- Instructions for the task
Every line below that holds "have" must be copied.

- Data section
»»
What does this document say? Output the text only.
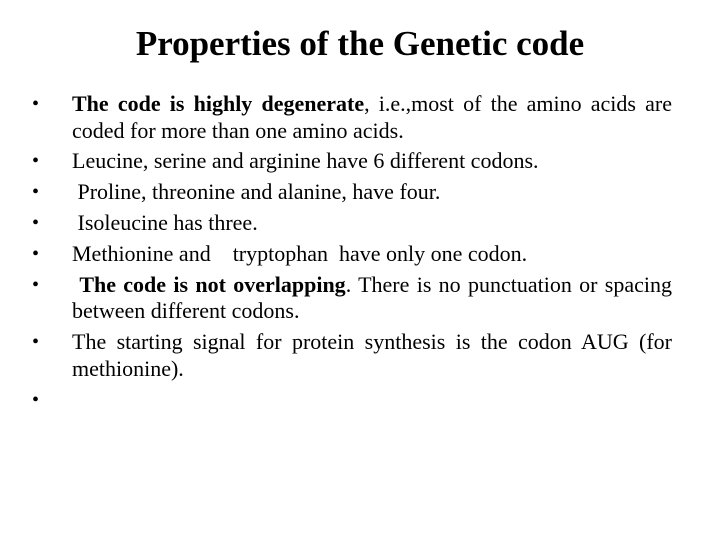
Properties of the Genetic code
•	The code is highly degenerate, i.e.,most of the amino acids are coded for more than one amino acids.
•	Leucine, serine and arginine have 6 different codons.
•	Proline, threonine and alanine, have four.
•	Isoleucine has three.
•	Methionine and    tryptophan  have only one codon.
•	The code is not overlapping. There is no punctuation or spacing between different codons.
•	The starting signal for protein synthesis is the codon AUG (for methionine).
•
««
- Exercise answer
•	Leucine, serine and arginine have 6 different codons.
•	Proline, threonine and alanine, have four.
•	Methionine and    tryptophan  have only one codon.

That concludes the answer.